--- START ---
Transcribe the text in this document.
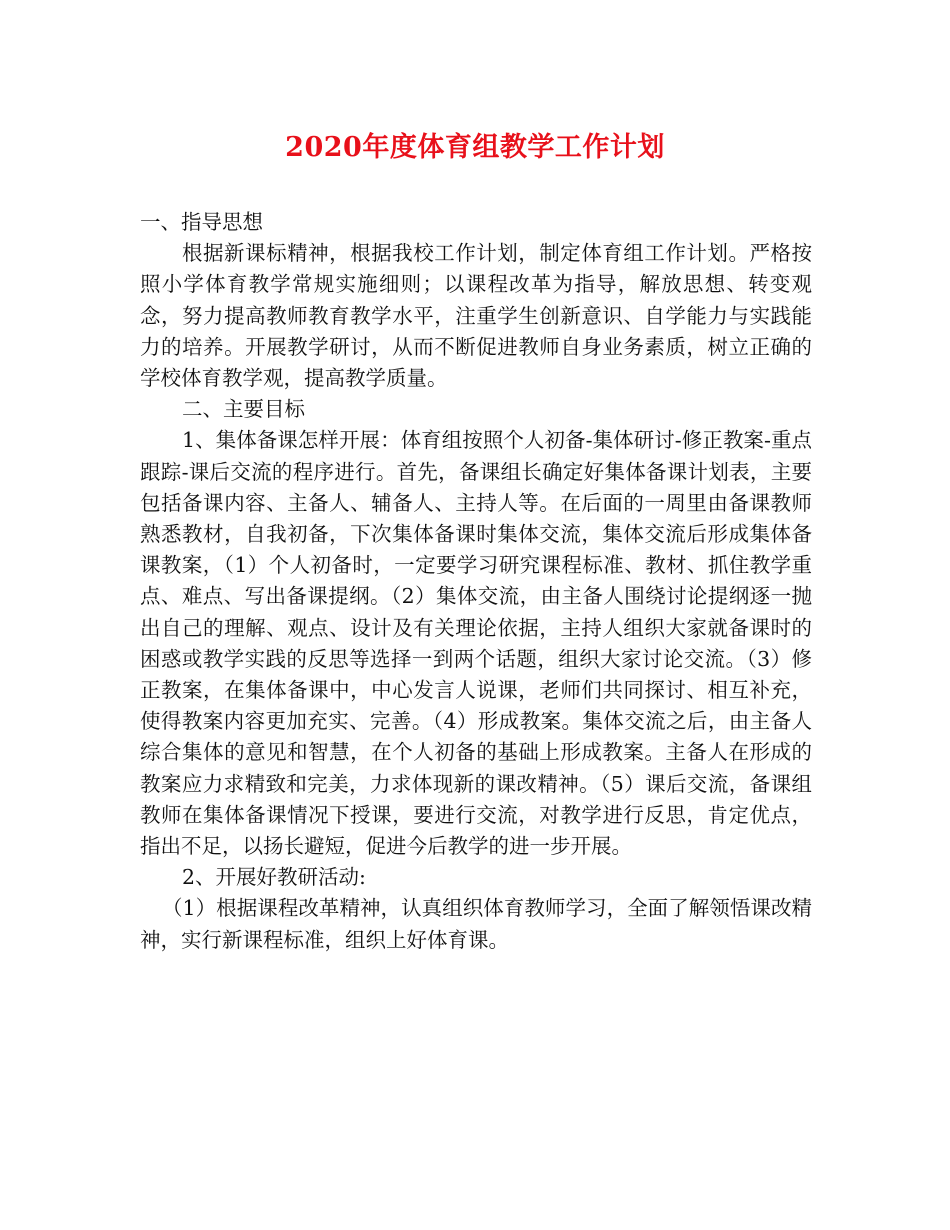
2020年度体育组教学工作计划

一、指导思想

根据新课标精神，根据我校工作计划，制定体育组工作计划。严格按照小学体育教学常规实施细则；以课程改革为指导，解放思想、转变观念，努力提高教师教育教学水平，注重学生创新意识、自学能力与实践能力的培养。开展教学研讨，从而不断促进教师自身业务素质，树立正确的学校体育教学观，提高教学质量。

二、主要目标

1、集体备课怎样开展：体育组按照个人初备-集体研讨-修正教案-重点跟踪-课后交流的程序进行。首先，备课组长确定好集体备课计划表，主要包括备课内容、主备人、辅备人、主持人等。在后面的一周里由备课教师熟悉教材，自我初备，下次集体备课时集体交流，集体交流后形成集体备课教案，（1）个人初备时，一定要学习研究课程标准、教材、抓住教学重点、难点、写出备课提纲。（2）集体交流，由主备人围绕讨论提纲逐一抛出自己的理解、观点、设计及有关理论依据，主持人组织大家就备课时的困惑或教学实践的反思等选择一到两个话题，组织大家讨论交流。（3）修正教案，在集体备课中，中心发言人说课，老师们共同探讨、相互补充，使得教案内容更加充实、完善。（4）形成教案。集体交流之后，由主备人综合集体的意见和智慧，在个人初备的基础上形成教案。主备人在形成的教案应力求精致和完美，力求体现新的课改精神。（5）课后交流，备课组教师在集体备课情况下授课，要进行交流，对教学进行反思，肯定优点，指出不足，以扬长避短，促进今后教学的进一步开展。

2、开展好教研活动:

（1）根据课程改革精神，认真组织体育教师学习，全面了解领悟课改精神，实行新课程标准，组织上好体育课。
--- END ---
-- Directions for this task --
Give the entries again without a single change, but with no pictures.

-- Exercise solution --
Transcribe the text in this document.
2020年度体育组教学工作计划

一、指导思想

根据新课标精神，根据我校工作计划，制定体育组工作计划。严格按照小学体育教学常规实施细则；以课程改革为指导，解放思想、转变观念，努力提高教师教育教学水平，注重学生创新意识、自学能力与实践能力的培养。开展教学研讨，从而不断促进教师自身业务素质，树立正确的学校体育教学观，提高教学质量。

二、主要目标

1、集体备课怎样开展：体育组按照个人初备-集体研讨-修正教案-重点跟踪-课后交流的程序进行。首先，备课组长确定好集体备课计划表，主要包括备课内容、主备人、辅备人、主持人等。在后面的一周里由备课教师熟悉教材，自我初备，下次集体备课时集体交流，集体交流后形成集体备课教案，（1）个人初备时，一定要学习研究课程标准、教材、抓住教学重点、难点、写出备课提纲。（2）集体交流，由主备人围绕讨论提纲逐一抛出自己的理解、观点、设计及有关理论依据，主持人组织大家就备课时的困惑或教学实践的反思等选择一到两个话题，组织大家讨论交流。（3）修正教案，在集体备课中，中心发言人说课，老师们共同探讨、相互补充，使得教案内容更加充实、完善。（4）形成教案。集体交流之后，由主备人综合集体的意见和智慧，在个人初备的基础上形成教案。主备人在形成的教案应力求精致和完美，力求体现新的课改精神。（5）课后交流，备课组教师在集体备课情况下授课，要进行交流，对教学进行反思，肯定优点，指出不足，以扬长避短，促进今后教学的进一步开展。

2、开展好教研活动:

（1）根据课程改革精神，认真组织体育教师学习，全面了解领悟课改精神，实行新课程标准，组织上好体育课。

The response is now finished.